— begin Records for this task —
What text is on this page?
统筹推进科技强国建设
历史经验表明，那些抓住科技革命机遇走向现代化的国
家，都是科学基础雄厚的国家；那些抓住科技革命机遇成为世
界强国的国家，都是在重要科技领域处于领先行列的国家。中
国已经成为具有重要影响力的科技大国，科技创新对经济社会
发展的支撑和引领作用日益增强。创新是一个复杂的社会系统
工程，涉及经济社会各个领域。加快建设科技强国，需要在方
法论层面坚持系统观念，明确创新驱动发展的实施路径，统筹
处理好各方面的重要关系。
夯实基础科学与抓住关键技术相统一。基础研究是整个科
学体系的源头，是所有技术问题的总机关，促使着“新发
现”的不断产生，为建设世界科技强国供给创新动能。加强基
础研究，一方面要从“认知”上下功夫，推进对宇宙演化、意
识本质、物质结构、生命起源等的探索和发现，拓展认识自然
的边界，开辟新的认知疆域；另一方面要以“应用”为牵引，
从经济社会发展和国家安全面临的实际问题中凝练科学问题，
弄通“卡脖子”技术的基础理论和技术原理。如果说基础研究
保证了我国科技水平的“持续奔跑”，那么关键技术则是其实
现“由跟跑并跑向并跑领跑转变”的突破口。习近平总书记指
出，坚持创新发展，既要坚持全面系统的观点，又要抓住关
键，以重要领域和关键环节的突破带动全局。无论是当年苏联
— end Records for this task —
• [Goal]: Nothing should be changed: write out all of the data as is.

• [Worked answer]:
What text is on this page?
统筹推进科技强国建设
历史经验表明，那些抓住科技革命机遇走向现代化的国
家，都是科学基础雄厚的国家；那些抓住科技革命机遇成为世
界强国的国家，都是在重要科技领域处于领先行列的国家。中
国已经成为具有重要影响力的科技大国，科技创新对经济社会
发展的支撑和引领作用日益增强。创新是一个复杂的社会系统
工程，涉及经济社会各个领域。加快建设科技强国，需要在方
法论层面坚持系统观念，明确创新驱动发展的实施路径，统筹
处理好各方面的重要关系。
夯实基础科学与抓住关键技术相统一。基础研究是整个科
学体系的源头，是所有技术问题的总机关，促使着“新发
现”的不断产生，为建设世界科技强国供给创新动能。加强基
础研究，一方面要从“认知”上下功夫，推进对宇宙演化、意
识本质、物质结构、生命起源等的探索和发现，拓展认识自然
的边界，开辟新的认知疆域；另一方面要以“应用”为牵引，
从经济社会发展和国家安全面临的实际问题中凝练科学问题，
弄通“卡脖子”技术的基础理论和技术原理。如果说基础研究
保证了我国科技水平的“持续奔跑”，那么关键技术则是其实
现“由跟跑并跑向并跑领跑转变”的突破口。习近平总书记指
出，坚持创新发展，既要坚持全面系统的观点，又要抓住关
键，以重要领域和关键环节的突破带动全局。无论是当年苏联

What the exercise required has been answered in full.